Given data
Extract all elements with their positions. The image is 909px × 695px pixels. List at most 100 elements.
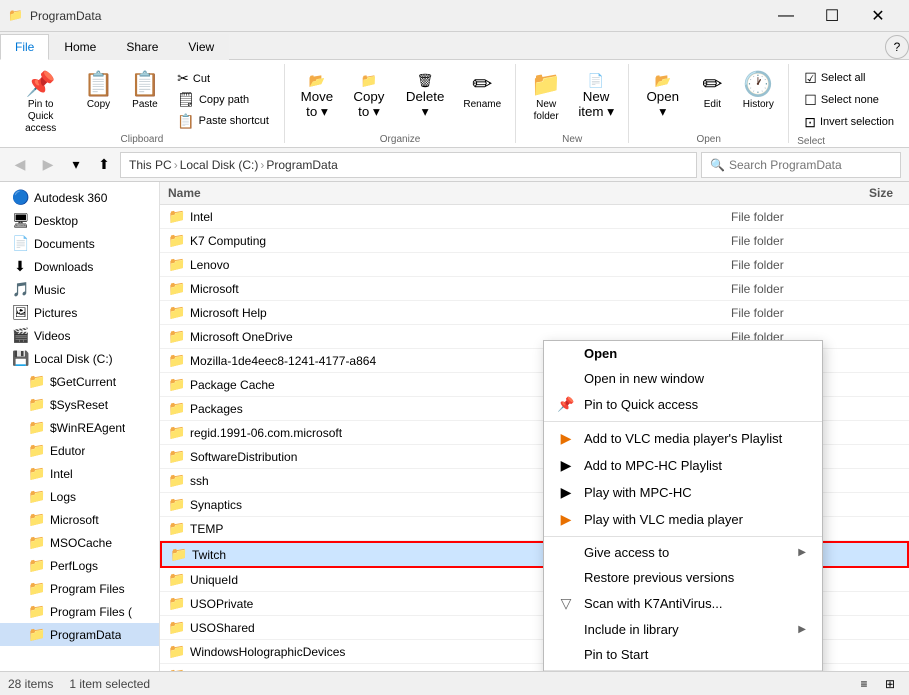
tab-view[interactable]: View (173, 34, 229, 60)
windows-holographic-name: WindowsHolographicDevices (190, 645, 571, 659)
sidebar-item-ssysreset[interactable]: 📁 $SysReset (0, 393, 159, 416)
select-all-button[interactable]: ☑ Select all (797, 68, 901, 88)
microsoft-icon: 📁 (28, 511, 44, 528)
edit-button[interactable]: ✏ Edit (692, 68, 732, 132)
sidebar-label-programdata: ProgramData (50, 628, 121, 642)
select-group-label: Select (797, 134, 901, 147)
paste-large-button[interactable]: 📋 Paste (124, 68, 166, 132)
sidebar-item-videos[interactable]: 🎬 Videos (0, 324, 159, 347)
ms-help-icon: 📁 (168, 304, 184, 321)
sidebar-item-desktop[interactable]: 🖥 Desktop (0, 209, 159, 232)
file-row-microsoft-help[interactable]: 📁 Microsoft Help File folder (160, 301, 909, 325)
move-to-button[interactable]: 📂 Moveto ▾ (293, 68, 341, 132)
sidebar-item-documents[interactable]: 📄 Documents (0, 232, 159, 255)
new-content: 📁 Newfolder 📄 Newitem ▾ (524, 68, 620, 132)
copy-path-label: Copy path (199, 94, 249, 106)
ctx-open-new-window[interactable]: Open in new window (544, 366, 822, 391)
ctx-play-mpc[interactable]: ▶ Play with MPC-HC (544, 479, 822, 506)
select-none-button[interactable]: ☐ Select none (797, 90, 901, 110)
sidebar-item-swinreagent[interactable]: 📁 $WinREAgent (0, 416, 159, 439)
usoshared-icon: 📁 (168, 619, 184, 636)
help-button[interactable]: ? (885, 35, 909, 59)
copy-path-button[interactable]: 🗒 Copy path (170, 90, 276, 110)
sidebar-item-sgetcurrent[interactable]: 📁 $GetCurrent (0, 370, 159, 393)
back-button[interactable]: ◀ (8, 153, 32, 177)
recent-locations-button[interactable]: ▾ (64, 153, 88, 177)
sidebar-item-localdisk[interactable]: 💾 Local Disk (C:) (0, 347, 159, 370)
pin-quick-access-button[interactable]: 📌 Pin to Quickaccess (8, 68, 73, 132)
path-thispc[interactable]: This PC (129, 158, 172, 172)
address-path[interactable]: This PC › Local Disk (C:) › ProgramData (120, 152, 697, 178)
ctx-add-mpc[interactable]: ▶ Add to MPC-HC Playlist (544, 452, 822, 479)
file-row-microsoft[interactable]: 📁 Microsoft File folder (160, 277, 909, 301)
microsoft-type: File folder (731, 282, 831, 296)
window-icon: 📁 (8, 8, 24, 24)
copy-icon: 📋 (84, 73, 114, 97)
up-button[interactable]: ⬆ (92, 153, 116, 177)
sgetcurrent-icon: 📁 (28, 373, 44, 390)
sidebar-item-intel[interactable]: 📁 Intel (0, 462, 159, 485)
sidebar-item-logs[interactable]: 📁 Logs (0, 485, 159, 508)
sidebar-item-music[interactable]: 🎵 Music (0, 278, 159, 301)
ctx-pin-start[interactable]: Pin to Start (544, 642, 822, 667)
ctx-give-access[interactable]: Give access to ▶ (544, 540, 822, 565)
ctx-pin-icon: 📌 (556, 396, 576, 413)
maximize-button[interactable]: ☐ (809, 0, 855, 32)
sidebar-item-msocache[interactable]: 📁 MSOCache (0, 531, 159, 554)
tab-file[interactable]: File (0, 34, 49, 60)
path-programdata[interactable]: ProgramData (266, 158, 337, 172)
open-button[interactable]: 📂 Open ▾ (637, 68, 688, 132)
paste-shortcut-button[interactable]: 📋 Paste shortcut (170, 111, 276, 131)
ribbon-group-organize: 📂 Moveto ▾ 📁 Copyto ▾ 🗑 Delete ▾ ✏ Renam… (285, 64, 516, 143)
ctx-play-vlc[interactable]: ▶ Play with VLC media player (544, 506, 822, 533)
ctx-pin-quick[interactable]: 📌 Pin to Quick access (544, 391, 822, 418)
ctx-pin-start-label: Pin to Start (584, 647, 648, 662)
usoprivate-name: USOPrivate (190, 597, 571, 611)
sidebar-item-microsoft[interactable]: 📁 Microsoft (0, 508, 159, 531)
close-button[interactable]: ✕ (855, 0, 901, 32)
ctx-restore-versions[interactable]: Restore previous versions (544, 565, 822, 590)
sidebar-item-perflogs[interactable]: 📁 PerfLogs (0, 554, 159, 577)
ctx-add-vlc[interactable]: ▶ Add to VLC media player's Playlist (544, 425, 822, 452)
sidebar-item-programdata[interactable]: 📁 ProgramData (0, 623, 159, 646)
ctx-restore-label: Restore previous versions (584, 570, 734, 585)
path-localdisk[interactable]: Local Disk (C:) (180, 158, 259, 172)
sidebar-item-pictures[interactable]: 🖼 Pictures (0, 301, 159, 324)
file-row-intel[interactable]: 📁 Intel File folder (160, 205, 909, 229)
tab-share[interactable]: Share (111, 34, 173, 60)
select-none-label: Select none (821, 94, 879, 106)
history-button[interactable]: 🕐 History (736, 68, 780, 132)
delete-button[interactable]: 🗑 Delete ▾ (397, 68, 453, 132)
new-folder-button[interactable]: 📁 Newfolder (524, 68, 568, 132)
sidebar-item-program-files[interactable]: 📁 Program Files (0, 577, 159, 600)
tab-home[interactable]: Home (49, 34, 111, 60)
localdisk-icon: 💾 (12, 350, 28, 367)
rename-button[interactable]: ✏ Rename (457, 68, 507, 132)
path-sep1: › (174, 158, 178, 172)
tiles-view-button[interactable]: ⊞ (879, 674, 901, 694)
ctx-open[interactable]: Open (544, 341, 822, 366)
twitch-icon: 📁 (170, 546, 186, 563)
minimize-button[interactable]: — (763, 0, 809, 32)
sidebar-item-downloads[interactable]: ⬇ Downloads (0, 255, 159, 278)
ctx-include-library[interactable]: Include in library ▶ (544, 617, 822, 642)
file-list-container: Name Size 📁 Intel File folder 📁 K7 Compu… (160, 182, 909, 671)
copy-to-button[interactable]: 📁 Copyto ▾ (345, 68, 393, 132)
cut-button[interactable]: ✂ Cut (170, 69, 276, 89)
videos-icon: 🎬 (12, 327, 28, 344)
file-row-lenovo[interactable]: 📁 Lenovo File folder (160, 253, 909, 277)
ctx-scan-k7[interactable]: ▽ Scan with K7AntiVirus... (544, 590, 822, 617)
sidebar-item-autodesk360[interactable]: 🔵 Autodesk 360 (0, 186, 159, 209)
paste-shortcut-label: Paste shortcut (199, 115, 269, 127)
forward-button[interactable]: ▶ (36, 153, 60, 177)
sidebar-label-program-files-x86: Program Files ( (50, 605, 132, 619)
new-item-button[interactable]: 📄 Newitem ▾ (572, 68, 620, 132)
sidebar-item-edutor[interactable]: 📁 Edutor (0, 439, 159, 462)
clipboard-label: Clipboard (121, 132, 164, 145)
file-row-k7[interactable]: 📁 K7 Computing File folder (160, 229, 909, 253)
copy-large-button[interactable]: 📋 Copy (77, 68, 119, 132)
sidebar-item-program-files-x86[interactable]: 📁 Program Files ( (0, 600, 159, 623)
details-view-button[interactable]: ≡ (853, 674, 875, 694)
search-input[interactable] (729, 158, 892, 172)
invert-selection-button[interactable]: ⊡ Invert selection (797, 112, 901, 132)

What you have to do
Your answer must be one number: the count of lines in the entries that contain the string "Newitem".

Answer to the exercise
2